## Begin Stored data

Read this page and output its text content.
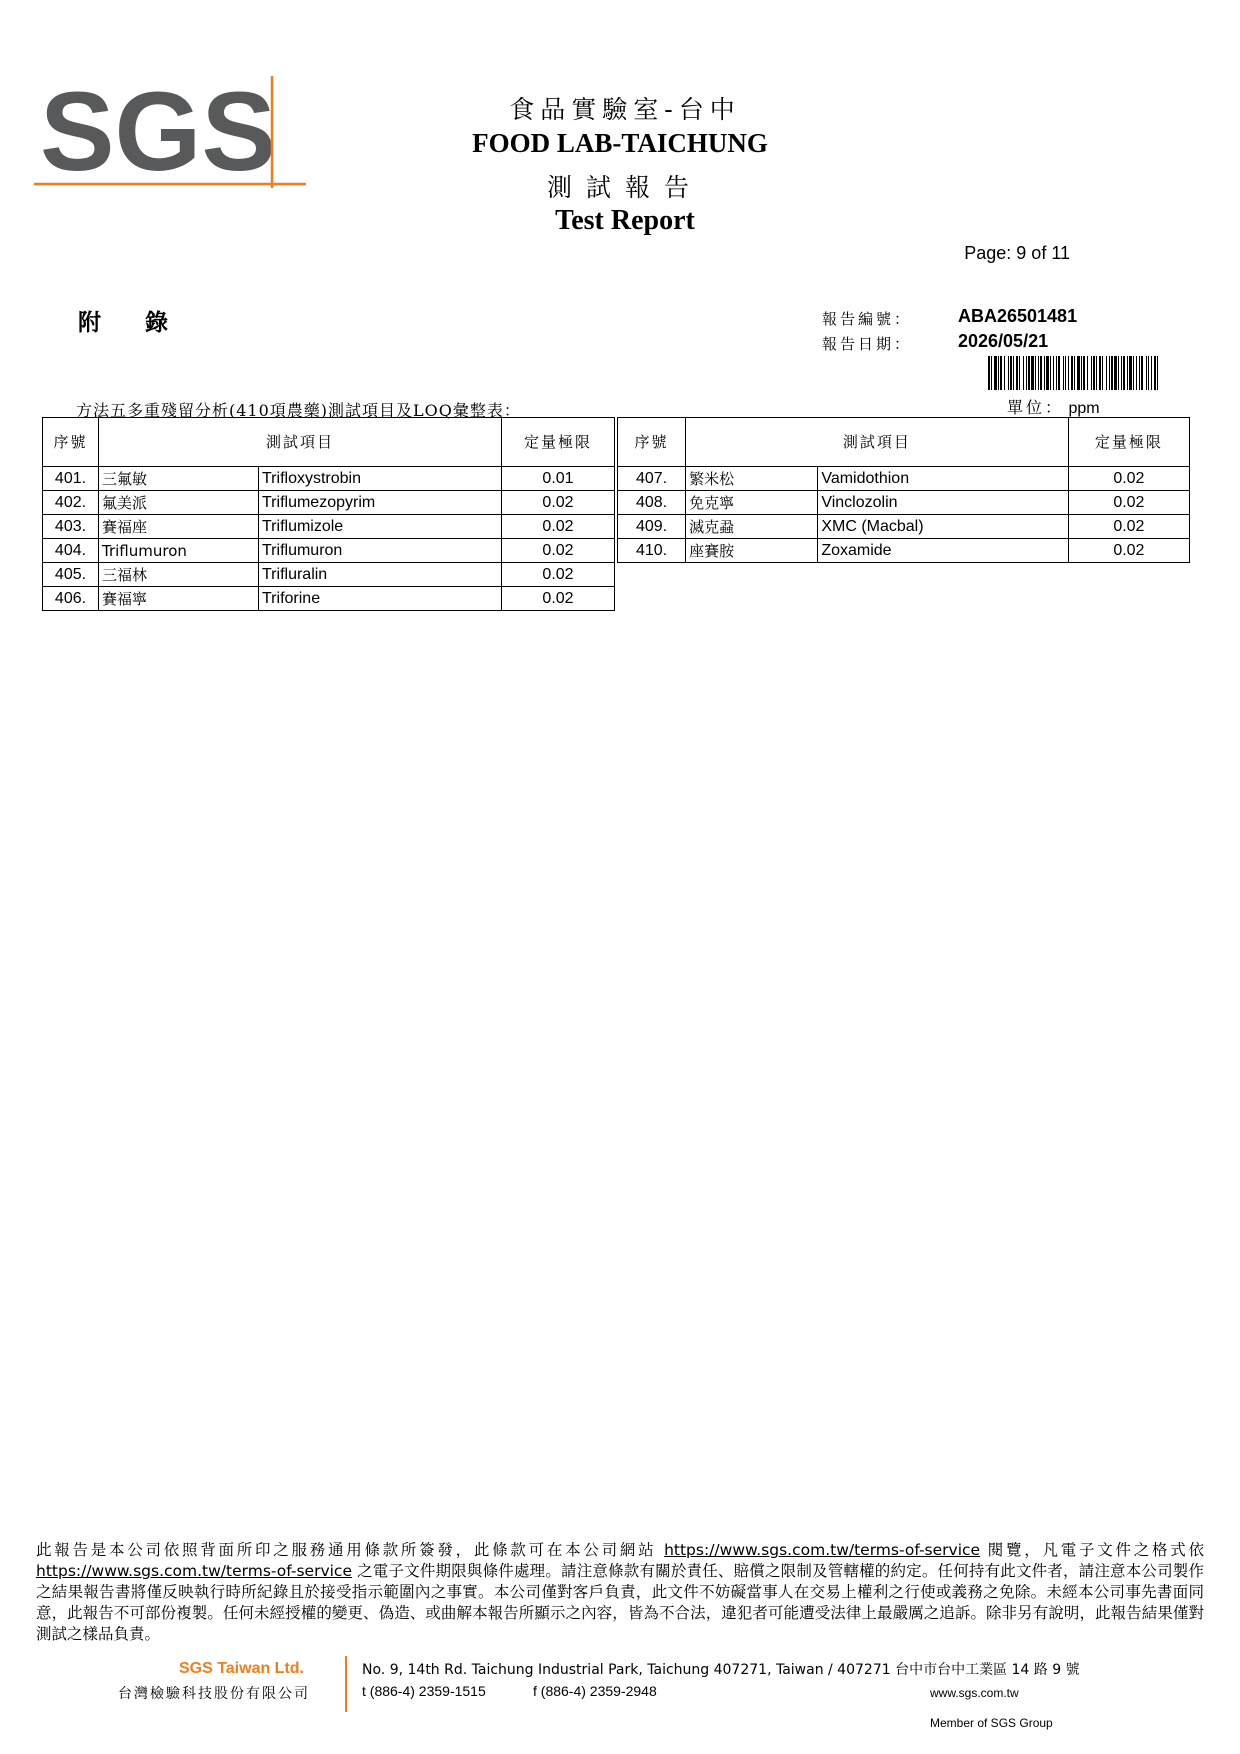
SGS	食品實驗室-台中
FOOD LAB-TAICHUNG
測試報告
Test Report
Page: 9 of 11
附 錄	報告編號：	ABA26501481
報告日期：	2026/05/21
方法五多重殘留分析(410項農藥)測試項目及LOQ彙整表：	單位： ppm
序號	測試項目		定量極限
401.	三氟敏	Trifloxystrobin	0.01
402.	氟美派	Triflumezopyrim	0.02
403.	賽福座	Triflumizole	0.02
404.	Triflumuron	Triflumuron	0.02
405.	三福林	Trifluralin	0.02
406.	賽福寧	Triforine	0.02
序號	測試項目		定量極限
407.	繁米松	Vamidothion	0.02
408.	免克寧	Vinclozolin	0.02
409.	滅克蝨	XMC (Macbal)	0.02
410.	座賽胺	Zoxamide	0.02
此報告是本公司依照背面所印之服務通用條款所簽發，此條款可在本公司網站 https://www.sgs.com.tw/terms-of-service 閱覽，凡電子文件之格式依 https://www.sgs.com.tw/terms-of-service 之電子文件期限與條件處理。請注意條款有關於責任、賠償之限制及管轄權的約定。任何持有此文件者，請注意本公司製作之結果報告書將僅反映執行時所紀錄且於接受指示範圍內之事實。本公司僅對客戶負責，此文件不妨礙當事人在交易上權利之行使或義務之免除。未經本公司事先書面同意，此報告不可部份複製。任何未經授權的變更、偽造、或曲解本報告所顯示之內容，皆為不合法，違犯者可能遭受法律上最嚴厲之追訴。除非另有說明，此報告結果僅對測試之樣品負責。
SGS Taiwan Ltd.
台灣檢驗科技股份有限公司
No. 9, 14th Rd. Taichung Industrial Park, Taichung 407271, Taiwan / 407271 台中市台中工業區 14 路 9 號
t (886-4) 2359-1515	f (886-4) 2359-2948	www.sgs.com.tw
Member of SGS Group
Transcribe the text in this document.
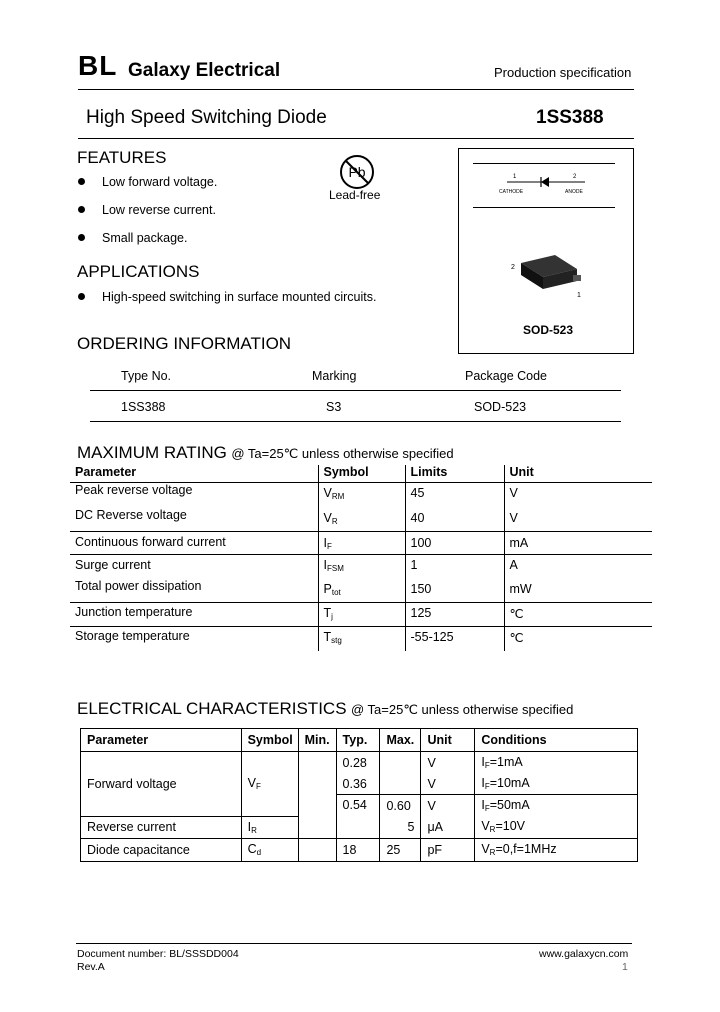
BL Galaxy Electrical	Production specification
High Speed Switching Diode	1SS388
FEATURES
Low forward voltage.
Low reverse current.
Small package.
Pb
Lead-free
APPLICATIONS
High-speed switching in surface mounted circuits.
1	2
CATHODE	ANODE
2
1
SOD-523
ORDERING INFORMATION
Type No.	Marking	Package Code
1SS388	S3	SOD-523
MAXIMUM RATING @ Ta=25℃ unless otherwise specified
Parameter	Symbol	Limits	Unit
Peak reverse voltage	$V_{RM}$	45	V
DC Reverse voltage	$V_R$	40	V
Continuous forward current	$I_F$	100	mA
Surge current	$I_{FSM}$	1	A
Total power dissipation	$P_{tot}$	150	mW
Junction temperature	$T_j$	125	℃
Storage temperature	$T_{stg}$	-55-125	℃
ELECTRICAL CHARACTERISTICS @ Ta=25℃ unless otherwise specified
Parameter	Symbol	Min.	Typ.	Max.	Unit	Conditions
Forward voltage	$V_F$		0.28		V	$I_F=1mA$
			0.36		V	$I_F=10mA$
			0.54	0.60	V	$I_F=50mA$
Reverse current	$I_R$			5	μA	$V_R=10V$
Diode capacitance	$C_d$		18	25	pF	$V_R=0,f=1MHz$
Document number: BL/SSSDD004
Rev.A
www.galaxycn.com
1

## End Stored data

## Task objective
Make an exact copy of the whole listing, but don't bring over any pictures.

## Result of the task
Read this page and output its text content.
SGS	食品實驗室-台中
FOOD LAB-TAICHUNG
測試報告
Test Report
Page: 9 of 11
附 錄	報告編號：	ABA26501481
報告日期：	2026/05/21
方法五多重殘留分析(410項農藥)測試項目及LOQ彙整表：	單位： ppm
序號	測試項目		定量極限
401.	三氟敏	Trifloxystrobin	0.01
402.	氟美派	Triflumezopyrim	0.02
403.	賽福座	Triflumizole	0.02
404.	Triflumuron	Triflumuron	0.02
405.	三福林	Trifluralin	0.02
406.	賽福寧	Triforine	0.02
序號	測試項目		定量極限
407.	繁米松	Vamidothion	0.02
408.	免克寧	Vinclozolin	0.02
409.	滅克蝨	XMC (Macbal)	0.02
410.	座賽胺	Zoxamide	0.02
此報告是本公司依照背面所印之服務通用條款所簽發，此條款可在本公司網站 https://www.sgs.com.tw/terms-of-service 閱覽，凡電子文件之格式依 https://www.sgs.com.tw/terms-of-service 之電子文件期限與條件處理。請注意條款有關於責任、賠償之限制及管轄權的約定。任何持有此文件者，請注意本公司製作之結果報告書將僅反映執行時所紀錄且於接受指示範圍內之事實。本公司僅對客戶負責，此文件不妨礙當事人在交易上權利之行使或義務之免除。未經本公司事先書面同意，此報告不可部份複製。任何未經授權的變更、偽造、或曲解本報告所顯示之內容，皆為不合法，違犯者可能遭受法律上最嚴厲之追訴。除非另有說明，此報告結果僅對測試之樣品負責。
SGS Taiwan Ltd.
台灣檢驗科技股份有限公司
No. 9, 14th Rd. Taichung Industrial Park, Taichung 407271, Taiwan / 407271 台中市台中工業區 14 路 9 號
t (886-4) 2359-1515	f (886-4) 2359-2948	www.sgs.com.tw
Member of SGS Group
Transcribe the text in this document.
BL Galaxy Electrical	Production specification
High Speed Switching Diode	1SS388
FEATURES
Low forward voltage.
Low reverse current.
Small package.
Pb
Lead-free
APPLICATIONS
High-speed switching in surface mounted circuits.
1	2
CATHODE	ANODE
2
1
SOD-523
ORDERING INFORMATION
Type No.	Marking	Package Code
1SS388	S3	SOD-523
MAXIMUM RATING @ Ta=25℃ unless otherwise specified
Parameter	Symbol	Limits	Unit
Peak reverse voltage	$V_{RM}$	45	V
DC Reverse voltage	$V_R$	40	V
Continuous forward current	$I_F$	100	mA
Surge current	$I_{FSM}$	1	A
Total power dissipation	$P_{tot}$	150	mW
Junction temperature	$T_j$	125	℃
Storage temperature	$T_{stg}$	-55-125	℃
ELECTRICAL CHARACTERISTICS @ Ta=25℃ unless otherwise specified
Parameter	Symbol	Min.	Typ.	Max.	Unit	Conditions
Forward voltage	$V_F$		0.28		V	$I_F=1mA$
			0.36		V	$I_F=10mA$
			0.54	0.60	V	$I_F=50mA$
Reverse current	$I_R$			5	μA	$V_R=10V$
Diode capacitance	$C_d$		18	25	pF	$V_R=0,f=1MHz$
Document number: BL/SSSDD004
Rev.A
www.galaxycn.com
1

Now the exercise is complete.